##### DATASET CONTENT #####

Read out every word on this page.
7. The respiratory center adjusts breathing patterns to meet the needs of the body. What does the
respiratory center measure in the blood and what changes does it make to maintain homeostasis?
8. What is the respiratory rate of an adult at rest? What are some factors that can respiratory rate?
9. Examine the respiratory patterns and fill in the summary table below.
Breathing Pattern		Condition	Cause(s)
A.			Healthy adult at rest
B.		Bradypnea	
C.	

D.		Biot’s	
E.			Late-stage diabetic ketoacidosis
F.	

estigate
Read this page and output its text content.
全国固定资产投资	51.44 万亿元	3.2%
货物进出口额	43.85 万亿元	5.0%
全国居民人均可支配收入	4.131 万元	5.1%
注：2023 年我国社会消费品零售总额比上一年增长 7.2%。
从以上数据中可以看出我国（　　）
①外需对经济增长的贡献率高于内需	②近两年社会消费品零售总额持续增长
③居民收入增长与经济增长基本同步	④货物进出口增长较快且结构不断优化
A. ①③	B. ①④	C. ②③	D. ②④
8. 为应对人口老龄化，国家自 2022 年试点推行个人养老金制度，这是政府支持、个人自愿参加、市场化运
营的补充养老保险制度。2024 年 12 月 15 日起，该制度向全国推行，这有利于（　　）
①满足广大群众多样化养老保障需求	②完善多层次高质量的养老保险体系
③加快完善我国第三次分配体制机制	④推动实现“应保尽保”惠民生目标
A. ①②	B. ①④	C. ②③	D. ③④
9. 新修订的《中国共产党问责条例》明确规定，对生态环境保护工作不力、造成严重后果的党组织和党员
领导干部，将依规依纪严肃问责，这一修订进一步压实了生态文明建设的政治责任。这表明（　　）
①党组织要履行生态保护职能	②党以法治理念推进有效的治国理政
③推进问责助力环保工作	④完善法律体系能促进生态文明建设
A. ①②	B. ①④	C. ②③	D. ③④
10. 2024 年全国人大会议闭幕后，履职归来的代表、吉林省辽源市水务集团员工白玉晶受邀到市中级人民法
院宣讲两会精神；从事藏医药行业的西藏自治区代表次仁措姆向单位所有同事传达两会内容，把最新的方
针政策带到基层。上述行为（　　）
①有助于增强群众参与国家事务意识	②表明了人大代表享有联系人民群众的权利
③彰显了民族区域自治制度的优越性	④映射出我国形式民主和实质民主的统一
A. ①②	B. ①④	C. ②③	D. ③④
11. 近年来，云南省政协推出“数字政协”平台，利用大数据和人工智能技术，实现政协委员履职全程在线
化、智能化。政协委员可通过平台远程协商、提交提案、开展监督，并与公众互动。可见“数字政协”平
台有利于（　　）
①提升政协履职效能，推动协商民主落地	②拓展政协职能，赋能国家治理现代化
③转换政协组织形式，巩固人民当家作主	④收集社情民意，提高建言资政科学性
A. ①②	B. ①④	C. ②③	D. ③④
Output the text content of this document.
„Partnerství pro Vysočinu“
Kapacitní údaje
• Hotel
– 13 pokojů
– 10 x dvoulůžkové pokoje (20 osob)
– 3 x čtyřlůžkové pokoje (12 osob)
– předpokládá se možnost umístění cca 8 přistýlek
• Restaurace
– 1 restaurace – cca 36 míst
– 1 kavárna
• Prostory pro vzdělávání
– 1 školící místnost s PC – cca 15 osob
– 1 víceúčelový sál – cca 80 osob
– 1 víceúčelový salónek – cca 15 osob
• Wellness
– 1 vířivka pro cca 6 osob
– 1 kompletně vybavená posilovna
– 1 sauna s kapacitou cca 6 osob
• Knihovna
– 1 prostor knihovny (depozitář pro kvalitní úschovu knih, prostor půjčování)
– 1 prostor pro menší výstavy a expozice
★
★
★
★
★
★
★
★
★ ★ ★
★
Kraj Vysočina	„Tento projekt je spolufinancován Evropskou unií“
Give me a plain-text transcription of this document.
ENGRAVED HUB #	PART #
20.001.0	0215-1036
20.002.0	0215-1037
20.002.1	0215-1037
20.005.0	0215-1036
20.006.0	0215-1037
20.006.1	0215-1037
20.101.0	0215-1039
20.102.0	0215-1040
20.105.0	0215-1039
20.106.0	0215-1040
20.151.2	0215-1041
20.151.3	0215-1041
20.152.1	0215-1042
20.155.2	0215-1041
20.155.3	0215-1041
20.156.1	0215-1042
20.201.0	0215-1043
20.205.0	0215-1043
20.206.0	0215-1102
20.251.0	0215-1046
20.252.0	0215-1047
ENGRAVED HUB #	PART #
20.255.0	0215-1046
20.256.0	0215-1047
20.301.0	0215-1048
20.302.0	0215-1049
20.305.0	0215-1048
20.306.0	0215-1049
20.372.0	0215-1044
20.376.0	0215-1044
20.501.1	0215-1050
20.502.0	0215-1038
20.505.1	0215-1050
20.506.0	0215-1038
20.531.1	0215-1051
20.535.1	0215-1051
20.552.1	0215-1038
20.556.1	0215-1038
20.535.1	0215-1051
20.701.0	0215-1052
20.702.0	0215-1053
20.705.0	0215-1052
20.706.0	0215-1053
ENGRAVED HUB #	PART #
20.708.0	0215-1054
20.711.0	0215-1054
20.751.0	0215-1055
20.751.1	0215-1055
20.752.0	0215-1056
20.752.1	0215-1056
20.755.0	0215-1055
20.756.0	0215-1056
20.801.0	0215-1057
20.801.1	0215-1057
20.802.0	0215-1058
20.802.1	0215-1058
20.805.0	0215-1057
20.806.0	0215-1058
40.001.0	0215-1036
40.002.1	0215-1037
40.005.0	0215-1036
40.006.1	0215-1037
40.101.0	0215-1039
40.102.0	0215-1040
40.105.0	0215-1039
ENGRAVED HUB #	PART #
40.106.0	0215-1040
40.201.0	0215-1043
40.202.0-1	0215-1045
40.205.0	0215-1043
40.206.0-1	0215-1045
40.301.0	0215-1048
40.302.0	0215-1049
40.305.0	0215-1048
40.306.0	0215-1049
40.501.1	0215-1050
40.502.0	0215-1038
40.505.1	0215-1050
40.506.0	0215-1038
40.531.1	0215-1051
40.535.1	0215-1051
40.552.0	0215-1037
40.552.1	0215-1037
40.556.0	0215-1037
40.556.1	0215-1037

#####

■ YOUR GOAL: Nothing should be left out: return all of the records exactly.

■ RESULT OF THE EXERCISE:
Read out every word on this page.
7. The respiratory center adjusts breathing patterns to meet the needs of the body. What does the
respiratory center measure in the blood and what changes does it make to maintain homeostasis?
8. What is the respiratory rate of an adult at rest? What are some factors that can respiratory rate?
9. Examine the respiratory patterns and fill in the summary table below.
Breathing Pattern		Condition	Cause(s)
A.			Healthy adult at rest
B.		Bradypnea	
C.	

D.		Biot’s	
E.			Late-stage diabetic ketoacidosis
F.	

estigate
Read this page and output its text content.
全国固定资产投资	51.44 万亿元	3.2%
货物进出口额	43.85 万亿元	5.0%
全国居民人均可支配收入	4.131 万元	5.1%
注：2023 年我国社会消费品零售总额比上一年增长 7.2%。
从以上数据中可以看出我国（　　）
①外需对经济增长的贡献率高于内需	②近两年社会消费品零售总额持续增长
③居民收入增长与经济增长基本同步	④货物进出口增长较快且结构不断优化
A. ①③	B. ①④	C. ②③	D. ②④
8. 为应对人口老龄化，国家自 2022 年试点推行个人养老金制度，这是政府支持、个人自愿参加、市场化运
营的补充养老保险制度。2024 年 12 月 15 日起，该制度向全国推行，这有利于（　　）
①满足广大群众多样化养老保障需求	②完善多层次高质量的养老保险体系
③加快完善我国第三次分配体制机制	④推动实现“应保尽保”惠民生目标
A. ①②	B. ①④	C. ②③	D. ③④
9. 新修订的《中国共产党问责条例》明确规定，对生态环境保护工作不力、造成严重后果的党组织和党员
领导干部，将依规依纪严肃问责，这一修订进一步压实了生态文明建设的政治责任。这表明（　　）
①党组织要履行生态保护职能	②党以法治理念推进有效的治国理政
③推进问责助力环保工作	④完善法律体系能促进生态文明建设
A. ①②	B. ①④	C. ②③	D. ③④
10. 2024 年全国人大会议闭幕后，履职归来的代表、吉林省辽源市水务集团员工白玉晶受邀到市中级人民法
院宣讲两会精神；从事藏医药行业的西藏自治区代表次仁措姆向单位所有同事传达两会内容，把最新的方
针政策带到基层。上述行为（　　）
①有助于增强群众参与国家事务意识	②表明了人大代表享有联系人民群众的权利
③彰显了民族区域自治制度的优越性	④映射出我国形式民主和实质民主的统一
A. ①②	B. ①④	C. ②③	D. ③④
11. 近年来，云南省政协推出“数字政协”平台，利用大数据和人工智能技术，实现政协委员履职全程在线
化、智能化。政协委员可通过平台远程协商、提交提案、开展监督，并与公众互动。可见“数字政协”平
台有利于（　　）
①提升政协履职效能，推动协商民主落地	②拓展政协职能，赋能国家治理现代化
③转换政协组织形式，巩固人民当家作主	④收集社情民意，提高建言资政科学性
A. ①②	B. ①④	C. ②③	D. ③④
Output the text content of this document.
„Partnerství pro Vysočinu“
Kapacitní údaje
• Hotel
– 13 pokojů
– 10 x dvoulůžkové pokoje (20 osob)
– 3 x čtyřlůžkové pokoje (12 osob)
– předpokládá se možnost umístění cca 8 přistýlek
• Restaurace
– 1 restaurace – cca 36 míst
– 1 kavárna
• Prostory pro vzdělávání
– 1 školící místnost s PC – cca 15 osob
– 1 víceúčelový sál – cca 80 osob
– 1 víceúčelový salónek – cca 15 osob
• Wellness
– 1 vířivka pro cca 6 osob
– 1 kompletně vybavená posilovna
– 1 sauna s kapacitou cca 6 osob
• Knihovna
– 1 prostor knihovny (depozitář pro kvalitní úschovu knih, prostor půjčování)
– 1 prostor pro menší výstavy a expozice
★
★
★
★
★
★
★
★
★ ★ ★
★
Kraj Vysočina	„Tento projekt je spolufinancován Evropskou unií“
Give me a plain-text transcription of this document.
ENGRAVED HUB #	PART #
20.001.0	0215-1036
20.002.0	0215-1037
20.002.1	0215-1037
20.005.0	0215-1036
20.006.0	0215-1037
20.006.1	0215-1037
20.101.0	0215-1039
20.102.0	0215-1040
20.105.0	0215-1039
20.106.0	0215-1040
20.151.2	0215-1041
20.151.3	0215-1041
20.152.1	0215-1042
20.155.2	0215-1041
20.155.3	0215-1041
20.156.1	0215-1042
20.201.0	0215-1043
20.205.0	0215-1043
20.206.0	0215-1102
20.251.0	0215-1046
20.252.0	0215-1047
ENGRAVED HUB #	PART #
20.255.0	0215-1046
20.256.0	0215-1047
20.301.0	0215-1048
20.302.0	0215-1049
20.305.0	0215-1048
20.306.0	0215-1049
20.372.0	0215-1044
20.376.0	0215-1044
20.501.1	0215-1050
20.502.0	0215-1038
20.505.1	0215-1050
20.506.0	0215-1038
20.531.1	0215-1051
20.535.1	0215-1051
20.552.1	0215-1038
20.556.1	0215-1038
20.535.1	0215-1051
20.701.0	0215-1052
20.702.0	0215-1053
20.705.0	0215-1052
20.706.0	0215-1053
ENGRAVED HUB #	PART #
20.708.0	0215-1054
20.711.0	0215-1054
20.751.0	0215-1055
20.751.1	0215-1055
20.752.0	0215-1056
20.752.1	0215-1056
20.755.0	0215-1055
20.756.0	0215-1056
20.801.0	0215-1057
20.801.1	0215-1057
20.802.0	0215-1058
20.802.1	0215-1058
20.805.0	0215-1057
20.806.0	0215-1058
40.001.0	0215-1036
40.002.1	0215-1037
40.005.0	0215-1036
40.006.1	0215-1037
40.101.0	0215-1039
40.102.0	0215-1040
40.105.0	0215-1039
ENGRAVED HUB #	PART #
40.106.0	0215-1040
40.201.0	0215-1043
40.202.0-1	0215-1045
40.205.0	0215-1043
40.206.0-1	0215-1045
40.301.0	0215-1048
40.302.0	0215-1049
40.305.0	0215-1048
40.306.0	0215-1049
40.501.1	0215-1050
40.502.0	0215-1038
40.505.1	0215-1050
40.506.0	0215-1038
40.531.1	0215-1051
40.535.1	0215-1051
40.552.0	0215-1037
40.552.1	0215-1037
40.556.0	0215-1037
40.556.1	0215-1037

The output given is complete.